Give every line from the entries that contains "RADIUS".

Stored data entries

[Start]

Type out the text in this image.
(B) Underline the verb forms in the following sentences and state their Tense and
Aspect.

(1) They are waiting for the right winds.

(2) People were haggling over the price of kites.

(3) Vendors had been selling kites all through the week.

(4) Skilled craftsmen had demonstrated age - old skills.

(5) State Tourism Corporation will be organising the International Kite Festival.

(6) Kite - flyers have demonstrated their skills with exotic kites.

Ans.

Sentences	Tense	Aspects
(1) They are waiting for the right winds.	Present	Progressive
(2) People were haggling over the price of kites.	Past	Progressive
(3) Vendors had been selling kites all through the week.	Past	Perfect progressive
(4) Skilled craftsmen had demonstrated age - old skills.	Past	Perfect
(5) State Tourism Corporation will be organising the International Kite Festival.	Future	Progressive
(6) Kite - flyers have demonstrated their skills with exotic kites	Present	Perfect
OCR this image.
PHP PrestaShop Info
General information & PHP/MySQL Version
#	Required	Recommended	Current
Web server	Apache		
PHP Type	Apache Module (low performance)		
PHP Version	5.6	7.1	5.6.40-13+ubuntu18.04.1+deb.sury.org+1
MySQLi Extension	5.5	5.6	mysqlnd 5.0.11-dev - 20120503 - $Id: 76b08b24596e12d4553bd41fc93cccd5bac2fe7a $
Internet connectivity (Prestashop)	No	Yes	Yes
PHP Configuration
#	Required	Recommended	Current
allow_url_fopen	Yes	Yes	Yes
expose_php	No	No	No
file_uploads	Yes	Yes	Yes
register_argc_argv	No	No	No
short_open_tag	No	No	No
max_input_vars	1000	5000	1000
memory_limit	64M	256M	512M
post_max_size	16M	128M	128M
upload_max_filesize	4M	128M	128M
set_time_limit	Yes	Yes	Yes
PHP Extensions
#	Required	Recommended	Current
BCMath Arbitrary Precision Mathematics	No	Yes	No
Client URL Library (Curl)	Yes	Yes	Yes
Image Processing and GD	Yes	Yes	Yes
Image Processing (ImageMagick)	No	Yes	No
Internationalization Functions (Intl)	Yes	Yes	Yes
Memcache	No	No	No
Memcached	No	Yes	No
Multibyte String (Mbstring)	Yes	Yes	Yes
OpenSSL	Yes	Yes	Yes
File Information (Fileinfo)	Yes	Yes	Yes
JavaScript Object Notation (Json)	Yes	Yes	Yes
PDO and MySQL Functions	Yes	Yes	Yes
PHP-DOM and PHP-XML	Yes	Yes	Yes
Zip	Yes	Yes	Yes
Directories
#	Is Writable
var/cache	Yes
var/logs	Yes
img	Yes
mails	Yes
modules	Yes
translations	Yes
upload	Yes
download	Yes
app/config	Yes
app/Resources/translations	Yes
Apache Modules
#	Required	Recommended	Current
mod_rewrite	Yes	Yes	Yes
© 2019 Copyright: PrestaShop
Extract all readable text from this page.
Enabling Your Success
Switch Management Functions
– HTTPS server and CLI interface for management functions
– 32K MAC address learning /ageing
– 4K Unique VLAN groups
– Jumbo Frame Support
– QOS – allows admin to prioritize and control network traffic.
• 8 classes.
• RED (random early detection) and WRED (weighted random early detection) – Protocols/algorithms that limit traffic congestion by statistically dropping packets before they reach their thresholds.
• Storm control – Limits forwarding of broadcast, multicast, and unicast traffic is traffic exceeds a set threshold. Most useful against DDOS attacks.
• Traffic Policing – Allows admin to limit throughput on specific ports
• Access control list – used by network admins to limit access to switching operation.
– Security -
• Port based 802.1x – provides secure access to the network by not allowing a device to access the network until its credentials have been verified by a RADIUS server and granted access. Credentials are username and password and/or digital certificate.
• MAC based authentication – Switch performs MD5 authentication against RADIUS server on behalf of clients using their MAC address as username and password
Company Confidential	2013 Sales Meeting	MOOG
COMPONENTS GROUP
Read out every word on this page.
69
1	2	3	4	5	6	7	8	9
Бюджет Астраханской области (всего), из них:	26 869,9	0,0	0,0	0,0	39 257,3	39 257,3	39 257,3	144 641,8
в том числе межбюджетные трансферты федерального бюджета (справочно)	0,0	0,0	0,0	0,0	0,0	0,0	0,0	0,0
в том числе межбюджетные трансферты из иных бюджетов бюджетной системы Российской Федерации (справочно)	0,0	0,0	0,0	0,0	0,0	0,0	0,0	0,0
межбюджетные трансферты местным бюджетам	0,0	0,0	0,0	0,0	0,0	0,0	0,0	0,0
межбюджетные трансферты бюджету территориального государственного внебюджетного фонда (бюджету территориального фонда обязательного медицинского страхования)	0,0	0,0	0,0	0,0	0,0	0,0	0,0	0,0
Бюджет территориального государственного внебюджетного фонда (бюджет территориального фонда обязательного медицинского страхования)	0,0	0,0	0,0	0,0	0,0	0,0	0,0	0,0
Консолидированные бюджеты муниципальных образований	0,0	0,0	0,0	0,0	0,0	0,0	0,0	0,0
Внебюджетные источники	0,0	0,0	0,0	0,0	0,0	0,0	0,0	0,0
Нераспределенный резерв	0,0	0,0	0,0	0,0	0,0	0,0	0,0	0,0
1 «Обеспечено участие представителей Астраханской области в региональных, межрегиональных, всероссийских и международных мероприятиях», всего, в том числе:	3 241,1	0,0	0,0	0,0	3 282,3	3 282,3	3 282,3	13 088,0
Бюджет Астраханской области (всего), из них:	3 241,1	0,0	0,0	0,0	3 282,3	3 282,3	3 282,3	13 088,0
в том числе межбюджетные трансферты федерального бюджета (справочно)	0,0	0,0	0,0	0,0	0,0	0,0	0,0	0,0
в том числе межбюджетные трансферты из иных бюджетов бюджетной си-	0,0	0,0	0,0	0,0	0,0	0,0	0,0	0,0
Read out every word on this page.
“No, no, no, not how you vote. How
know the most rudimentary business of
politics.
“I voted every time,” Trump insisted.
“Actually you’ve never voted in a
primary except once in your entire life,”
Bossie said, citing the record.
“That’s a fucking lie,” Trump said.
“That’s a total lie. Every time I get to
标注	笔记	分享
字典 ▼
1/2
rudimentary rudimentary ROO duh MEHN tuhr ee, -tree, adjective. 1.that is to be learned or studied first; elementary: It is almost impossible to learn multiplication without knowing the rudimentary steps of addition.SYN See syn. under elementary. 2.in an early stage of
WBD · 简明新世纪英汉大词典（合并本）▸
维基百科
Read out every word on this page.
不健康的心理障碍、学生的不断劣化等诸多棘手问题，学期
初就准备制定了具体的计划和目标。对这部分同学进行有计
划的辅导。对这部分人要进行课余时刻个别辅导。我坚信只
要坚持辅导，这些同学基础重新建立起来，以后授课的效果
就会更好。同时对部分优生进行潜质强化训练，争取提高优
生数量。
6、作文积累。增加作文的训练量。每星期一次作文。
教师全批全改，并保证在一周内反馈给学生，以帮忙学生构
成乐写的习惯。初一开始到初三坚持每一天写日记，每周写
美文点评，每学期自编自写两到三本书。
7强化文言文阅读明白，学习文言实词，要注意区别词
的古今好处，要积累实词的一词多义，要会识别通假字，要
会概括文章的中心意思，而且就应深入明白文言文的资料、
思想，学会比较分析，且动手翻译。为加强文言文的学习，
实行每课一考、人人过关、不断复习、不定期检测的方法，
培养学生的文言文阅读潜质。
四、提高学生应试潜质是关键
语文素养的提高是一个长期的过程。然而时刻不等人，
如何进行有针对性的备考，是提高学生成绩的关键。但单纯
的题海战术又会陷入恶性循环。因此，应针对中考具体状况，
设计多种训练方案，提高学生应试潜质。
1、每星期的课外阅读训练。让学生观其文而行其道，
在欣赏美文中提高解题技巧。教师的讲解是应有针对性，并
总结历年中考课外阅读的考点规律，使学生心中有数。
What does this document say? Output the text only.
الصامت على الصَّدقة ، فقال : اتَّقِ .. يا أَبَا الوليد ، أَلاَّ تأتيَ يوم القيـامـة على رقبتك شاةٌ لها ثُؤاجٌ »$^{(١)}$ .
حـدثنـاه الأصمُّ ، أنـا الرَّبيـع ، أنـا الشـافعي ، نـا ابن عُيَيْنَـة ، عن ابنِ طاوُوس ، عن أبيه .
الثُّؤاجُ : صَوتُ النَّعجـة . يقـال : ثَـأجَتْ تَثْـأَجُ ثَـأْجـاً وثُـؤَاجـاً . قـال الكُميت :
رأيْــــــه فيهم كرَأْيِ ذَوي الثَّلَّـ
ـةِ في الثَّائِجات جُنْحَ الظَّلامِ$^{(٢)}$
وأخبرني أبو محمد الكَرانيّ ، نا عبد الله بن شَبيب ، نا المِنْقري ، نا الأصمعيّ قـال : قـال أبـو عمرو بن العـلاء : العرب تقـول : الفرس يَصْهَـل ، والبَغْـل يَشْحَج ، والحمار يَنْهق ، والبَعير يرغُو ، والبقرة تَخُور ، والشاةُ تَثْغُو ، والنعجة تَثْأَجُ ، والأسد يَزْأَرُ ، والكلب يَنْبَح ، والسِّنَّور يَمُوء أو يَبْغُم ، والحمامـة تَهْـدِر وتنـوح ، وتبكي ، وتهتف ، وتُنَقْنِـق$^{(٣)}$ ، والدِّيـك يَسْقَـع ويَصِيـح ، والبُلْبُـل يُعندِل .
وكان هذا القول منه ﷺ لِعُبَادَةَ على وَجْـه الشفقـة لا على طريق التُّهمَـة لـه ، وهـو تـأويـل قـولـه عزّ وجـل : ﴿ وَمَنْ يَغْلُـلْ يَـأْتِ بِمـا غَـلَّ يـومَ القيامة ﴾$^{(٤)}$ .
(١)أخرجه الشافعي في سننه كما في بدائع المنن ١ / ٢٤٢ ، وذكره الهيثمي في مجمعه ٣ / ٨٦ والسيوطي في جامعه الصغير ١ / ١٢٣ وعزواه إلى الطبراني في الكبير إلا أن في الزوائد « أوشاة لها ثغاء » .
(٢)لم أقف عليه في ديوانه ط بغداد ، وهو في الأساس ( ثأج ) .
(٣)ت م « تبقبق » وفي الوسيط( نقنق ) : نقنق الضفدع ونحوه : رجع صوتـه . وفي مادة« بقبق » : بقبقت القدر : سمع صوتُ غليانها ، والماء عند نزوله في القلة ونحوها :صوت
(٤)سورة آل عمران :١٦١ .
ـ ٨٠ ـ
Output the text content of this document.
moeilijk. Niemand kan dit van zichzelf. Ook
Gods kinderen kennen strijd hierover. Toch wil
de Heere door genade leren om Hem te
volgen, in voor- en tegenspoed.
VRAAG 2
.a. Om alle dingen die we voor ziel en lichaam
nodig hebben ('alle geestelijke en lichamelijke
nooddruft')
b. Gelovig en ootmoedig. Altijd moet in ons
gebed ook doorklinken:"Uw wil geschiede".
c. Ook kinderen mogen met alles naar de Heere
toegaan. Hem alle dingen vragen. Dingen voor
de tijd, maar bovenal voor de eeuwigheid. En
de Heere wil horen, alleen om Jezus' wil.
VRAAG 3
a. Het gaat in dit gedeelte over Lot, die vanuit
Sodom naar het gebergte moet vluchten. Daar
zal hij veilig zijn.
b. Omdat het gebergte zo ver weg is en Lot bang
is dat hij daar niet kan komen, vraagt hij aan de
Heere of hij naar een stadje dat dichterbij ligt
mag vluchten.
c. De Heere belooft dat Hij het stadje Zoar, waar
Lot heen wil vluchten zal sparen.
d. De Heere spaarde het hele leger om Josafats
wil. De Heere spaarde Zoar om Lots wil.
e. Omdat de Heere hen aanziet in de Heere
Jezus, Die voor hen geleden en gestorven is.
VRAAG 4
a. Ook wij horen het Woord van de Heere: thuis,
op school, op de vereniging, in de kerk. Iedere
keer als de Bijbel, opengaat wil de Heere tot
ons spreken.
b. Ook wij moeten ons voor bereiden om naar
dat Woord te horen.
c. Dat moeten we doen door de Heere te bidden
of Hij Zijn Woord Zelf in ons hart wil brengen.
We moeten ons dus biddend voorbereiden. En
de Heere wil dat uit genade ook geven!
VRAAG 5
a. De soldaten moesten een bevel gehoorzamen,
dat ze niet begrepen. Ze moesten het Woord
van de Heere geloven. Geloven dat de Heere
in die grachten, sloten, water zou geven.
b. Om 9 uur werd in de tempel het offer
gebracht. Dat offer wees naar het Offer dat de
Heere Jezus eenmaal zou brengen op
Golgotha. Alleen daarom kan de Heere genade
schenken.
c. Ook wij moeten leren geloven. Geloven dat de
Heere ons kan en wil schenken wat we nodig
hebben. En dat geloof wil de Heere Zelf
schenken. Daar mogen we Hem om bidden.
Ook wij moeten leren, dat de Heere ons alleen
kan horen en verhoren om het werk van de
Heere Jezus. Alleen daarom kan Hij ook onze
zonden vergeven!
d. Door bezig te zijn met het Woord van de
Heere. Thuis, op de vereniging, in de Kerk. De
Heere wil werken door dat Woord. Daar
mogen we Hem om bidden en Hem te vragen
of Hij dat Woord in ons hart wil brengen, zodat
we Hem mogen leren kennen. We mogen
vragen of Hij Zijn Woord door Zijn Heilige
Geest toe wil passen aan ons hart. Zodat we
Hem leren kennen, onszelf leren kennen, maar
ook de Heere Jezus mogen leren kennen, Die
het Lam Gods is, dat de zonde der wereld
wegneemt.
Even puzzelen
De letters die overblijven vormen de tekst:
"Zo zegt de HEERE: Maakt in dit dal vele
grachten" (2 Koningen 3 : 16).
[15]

[End]

* **THE OUTPUT**
• Port based 802.1x – provides secure access to the network by not allowing a device to access the network until its credentials have been verified by a RADIUS server and granted access. Credentials are username and password and/or digital certificate.
• MAC based authentication – Switch performs MD5 authentication against RADIUS server on behalf of clients using their MAC address as username and password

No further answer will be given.